» Tarea asignada A
Presenta como lista numerada las líneas de los registros que van desde la que contiene "strike-label[interactable]: 6920.0 [0, 139, 88, 165]" hasta la que contiene "cell-value: $2.3K [388, 432, 428, 448]", ambas incluidas, sin las líneas en blanco.

Y pienso en lo que le pasa a
esta generación nuestra y en
todos estos niños que
llegan, a quienes
no les enseñan los principios.
No se los enseñan en la escuela,
no van a la escuela dominical,
no van a la escuela bíblica y
a los padres no les importa.
Están muy ocupados en el
presente, ganando dinero y
prosperando y haciendo esto,
y dicen a sus hijos:
«Yo hago esto por ustedes».
No es verdad.
«Lo estoy haciendo por ti».
No es cierto.
Lo hace porque quiere,
porque le gusta y eso lo ayuda.
Pero ¿qué hay del
costo para sus hijos?
¿Qué hay de su fe?
¿Qué, qué invierte en la vida
de ese niño que lo afirme y lo
fortalezca cuando salga a un
mundo malvado, y vil, sensual
que hará todo lo posible para
destruir su fe a toda costa?
¿Qué hace para inculcar en ellos
algo que el dinero no compra y
la muerte no puede alejar?
La segunda forma en que
transmitimos nuestra fe es esta:
La transmitimos con
nuestro estilo de vida.
Así que, transmitimos
duda, frustración, temor,
incredulidad, o
transmitimos nuestra fe.
¿Cómo podemos hacerlo?
Es así de simple: Cada día, día
tras día, semana tras semana,
mes tras mes, año
tras año, ¿qué hacemos?
Tomamos decisiones frente a
nuestras familias, a nuestros
hijos, o frente a
otras personas:
amigos o vecinos, quien sea.
Tomamos decisiones.
Esas decisiones son expresiones
de fe o duda, fe o duda, miedo o
fe, duda, cualquiera de ellas.
Porque, ¿qué pasa?
Ellos nos ven enfrentar
situaciones y circunstancias y
ven cómo respon–
cómo respondemos.
Escuche, puede decirles a
sus hijos lo que quiera, pero
quisiera decirle
que lo están viendo.
No solo lo escuchan, sino que
están esperando su respuesta.
Puede decirles lo que quiera,
pero debe confiar en Dios; pero
si no confía en
Dios, no funcionará.
Debe ser sincero, pero si no
es sincero, no funcionará.
Y aprenderán, escuche, ellos
aprenden mucho más por la vista
que por el oír y observan
nuestro estilo de vida.

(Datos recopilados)
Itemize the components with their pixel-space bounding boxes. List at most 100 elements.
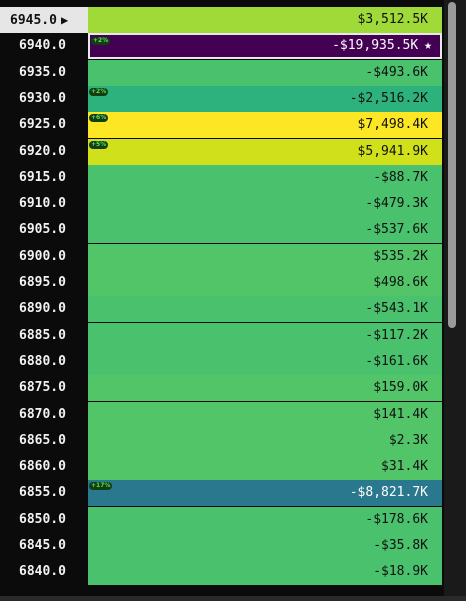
strike-label[interactable]: 6920.0 [0, 139, 88, 165]
strike-label[interactable]: 6930.0 [0, 86, 88, 112]
cell-value: $159.0K [373, 380, 428, 396]
heatmap-cell[interactable]: $2.3K [88, 427, 442, 454]
heatmap-cell[interactable]: -$537.6K [88, 217, 442, 244]
strike-label[interactable]: 6905.0 [0, 217, 88, 243]
strike-label[interactable]: 6880.0 [0, 349, 88, 375]
strike-label[interactable]: 6850.0 [0, 507, 88, 533]
value-column: $3,512.5K +2% -$19,935.5K ★ -$493.6K +2% -$2,5… [88, 0, 442, 601]
strike-text: 6850.0 [19, 511, 66, 527]
strike-label[interactable]: 6885.0 [0, 323, 88, 349]
strike-text: 6870.0 [19, 406, 66, 422]
cell-value: $141.4K [373, 406, 428, 422]
strike-text: 6920.0 [19, 143, 66, 159]
cell-value: $3,512.5K [357, 12, 428, 27]
strike-label[interactable]: 6900.0 [0, 244, 88, 270]
heatmap-cell[interactable]: $159.0K [88, 375, 442, 402]
strike-label[interactable]: 6890.0 [0, 296, 88, 322]
heatmap-cell[interactable]: -$35.8K [88, 533, 442, 559]
heatmap-cell[interactable]: -$178.6K [88, 506, 442, 533]
strike-label[interactable]: 6855.0 [0, 480, 88, 506]
strike-text: 6890.0 [19, 301, 66, 317]
strike-label-current[interactable]: 6945.0 ▶ [0, 7, 88, 33]
change-badge: +2% [89, 87, 109, 96]
cell-value: -$8,821.7K [349, 485, 428, 501]
strike-text: 6885.0 [19, 327, 66, 343]
cell-value: $498.6K [373, 275, 428, 290]
cell-value: -$35.8K [373, 538, 428, 553]
cell-value: -$19,935.5K [332, 38, 419, 54]
heatmap-cell[interactable]: +5% $5,941.9K [88, 138, 442, 165]
cell-value: -$18.9K [373, 564, 428, 580]
change-badge: +6% [89, 114, 109, 123]
strike-label[interactable]: 6865.0 [0, 428, 88, 454]
strike-text: 6860.0 [19, 459, 66, 475]
cell-value: $5,941.9K [357, 143, 428, 159]
heatmap-cell[interactable]: -$88.7K [88, 164, 442, 191]
vertical-scrollbar[interactable] [444, 0, 466, 601]
strike-text: 6910.0 [19, 196, 66, 212]
cell-value: $2.3K [388, 432, 428, 448]
heatmap-cell[interactable]: -$479.3K [88, 191, 442, 218]
heatmap-cell[interactable]: $141.4K [88, 401, 442, 428]
strike-label[interactable]: 6915.0 [0, 165, 88, 191]
strike-label[interactable]: 6870.0 [0, 402, 88, 428]
strike-label[interactable]: 6935.0 [0, 60, 88, 86]
change-badge: +2% [91, 37, 111, 46]
strike-text: 6875.0 [19, 380, 66, 396]
strike-text: 6880.0 [19, 353, 66, 369]
strike-label[interactable]: 6940.0 [0, 33, 88, 59]
strike-label[interactable]: 6860.0 [0, 454, 88, 480]
star-icon: ★ [424, 38, 432, 54]
heatmap-cell[interactable]: -$543.1K [88, 296, 442, 323]
heatmap-cell[interactable]: $31.4K [88, 454, 442, 481]
strike-text: 6945.0 [10, 13, 57, 28]
strike-text: 6855.0 [19, 485, 66, 501]
change-badge: +17% [89, 482, 113, 491]
change-badge: +5% [89, 140, 109, 149]
strike-column: 6945.0 ▶ 6940.0 6935.0 6930.0 6925.0 6920.0 691… [0, 0, 88, 601]
heatmap-cell[interactable]: -$117.2K [88, 322, 442, 349]
heatmap-cell[interactable]: $535.2K [88, 243, 442, 270]
heatmap-cell[interactable]: $498.6K [88, 270, 442, 296]
cell-value: $31.4K [381, 459, 428, 475]
heatmap-cell[interactable]: $3,512.5K [88, 7, 442, 33]
strike-text: 6925.0 [19, 117, 66, 133]
cell-value: $535.2K [373, 248, 428, 264]
strike-label[interactable]: 6910.0 [0, 191, 88, 217]
strike-text: 6865.0 [19, 432, 66, 448]
strike-text: 6940.0 [19, 38, 66, 54]
heatmap-cell[interactable]: -$493.6K [88, 59, 442, 86]
strike-text: 6840.0 [19, 564, 66, 580]
cell-value: -$493.6K [365, 64, 428, 80]
heatmap-cell[interactable]: +17% -$8,821.7K [88, 480, 442, 507]
current-price-arrow-icon: ▶ [60, 13, 69, 27]
heatmap-cell[interactable]: +2% -$2,516.2K [88, 85, 442, 112]
strike-text: 6915.0 [19, 169, 66, 185]
cell-value: -$117.2K [365, 327, 428, 343]
cell-value: -$178.6K [365, 511, 428, 527]
strike-label[interactable]: 6875.0 [0, 375, 88, 401]
scrollbar-thumb[interactable] [448, 2, 456, 328]
heatmap-cell[interactable]: -$161.6K [88, 348, 442, 375]
heatmap-cell[interactable]: -$18.9K [88, 559, 442, 586]
cell-value: -$537.6K [365, 222, 428, 238]
strike-text: 6905.0 [19, 222, 66, 238]
cell-value: $7,498.4K [357, 117, 428, 133]
heatmap-cell[interactable]: +6% $7,498.4K [88, 112, 442, 139]
cell-value: -$543.1K [365, 301, 428, 317]
cell-value: -$161.6K [365, 353, 428, 369]
strike-text: 6845.0 [19, 538, 66, 553]
strike-text: 6930.0 [19, 90, 66, 106]
cell-value: -$88.7K [373, 169, 428, 185]
heatmap-cell-selected[interactable]: +2% -$19,935.5K ★ [88, 33, 442, 60]
strike-label[interactable]: 6895.0 [0, 270, 88, 296]
strike-label[interactable]: 6845.0 [0, 533, 88, 559]
strike-text: 6900.0 [19, 248, 66, 264]
strike-text: 6935.0 [19, 64, 66, 80]
strike-label[interactable]: 6840.0 [0, 559, 88, 585]
strike-label[interactable]: 6925.0 [0, 112, 88, 138]
cell-value: -$2,516.2K [349, 90, 428, 106]
strike-text: 6895.0 [19, 275, 66, 290]
cell-value: -$479.3K [365, 196, 428, 212]
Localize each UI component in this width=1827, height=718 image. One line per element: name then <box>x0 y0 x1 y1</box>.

» Tarea asignada B
Según el fragmento para leer, ¿cuál es la segunda forma en que transmitimos nuestra fe?

» Respuesta escrita A
1. strike-label[interactable]: 6920.0 [0, 139, 88, 165]
2. strike-label[interactable]: 6930.0 [0, 86, 88, 112]
3. cell-value: $159.0K [373, 380, 428, 396]
4. heatmap-cell[interactable]: $2.3K [88, 427, 442, 454]
5. heatmap-cell[interactable]: -$537.6K [88, 217, 442, 244]
6. strike-label[interactable]: 6905.0 [0, 217, 88, 243]
7. strike-label[interactable]: 6880.0 [0, 349, 88, 375]
8. strike-label[interactable]: 6850.0 [0, 507, 88, 533]
9. value-column: $3,512.5K +2% -$19,935.5K ★ -$493.6K +2% -$2,5… [88, 0, 442, 601]
10. strike-text: 6850.0 [19, 511, 66, 527]
11. strike-label[interactable]: 6885.0 [0, 323, 88, 349]
12. strike-text: 6870.0 [19, 406, 66, 422]
13. cell-value: $141.4K [373, 406, 428, 422]
14. strike-text: 6920.0 [19, 143, 66, 159]
15. cell-value: $3,512.5K [357, 12, 428, 27]
16. strike-label[interactable]: 6900.0 [0, 244, 88, 270]
17. heatmap-cell[interactable]: $159.0K [88, 375, 442, 402]
18. strike-label[interactable]: 6890.0 [0, 296, 88, 322]
19. heatmap-cell[interactable]: -$35.8K [88, 533, 442, 559]
20. heatmap-cell[interactable]: -$178.6K [88, 506, 442, 533]
21. strike-label[interactable]: 6855.0 [0, 480, 88, 506]
22. strike-text: 6890.0 [19, 301, 66, 317]
23. strike-label-current[interactable]: 6945.0 ▶ [0, 7, 88, 33]
24. change-badge: +2% [89, 87, 109, 96]
25. cell-value: -$8,821.7K [349, 485, 428, 501]
26. strike-text: 6885.0 [19, 327, 66, 343]
27. cell-value: $498.6K [373, 275, 428, 290]
28. cell-value: -$35.8K [373, 538, 428, 553]
29. cell-value: -$19,935.5K [332, 38, 419, 54]
30. heatmap-cell[interactable]: +5% $5,941.9K [88, 138, 442, 165]
31. cell-value: -$18.9K [373, 564, 428, 580]
32. change-badge: +6% [89, 114, 109, 123]
33. strike-label[interactable]: 6865.0 [0, 428, 88, 454]
34. strike-text: 6860.0 [19, 459, 66, 475]
35. cell-value: $5,941.9K [357, 143, 428, 159]
36. heatmap-cell[interactable]: -$88.7K [88, 164, 442, 191]
37. vertical-scrollbar[interactable] [444, 0, 466, 601]
38. strike-text: 6910.0 [19, 196, 66, 212]
39. cell-value: $2.3K [388, 432, 428, 448]

» Respuesta escrita B
La transmitimos con nuestro estilo de vida.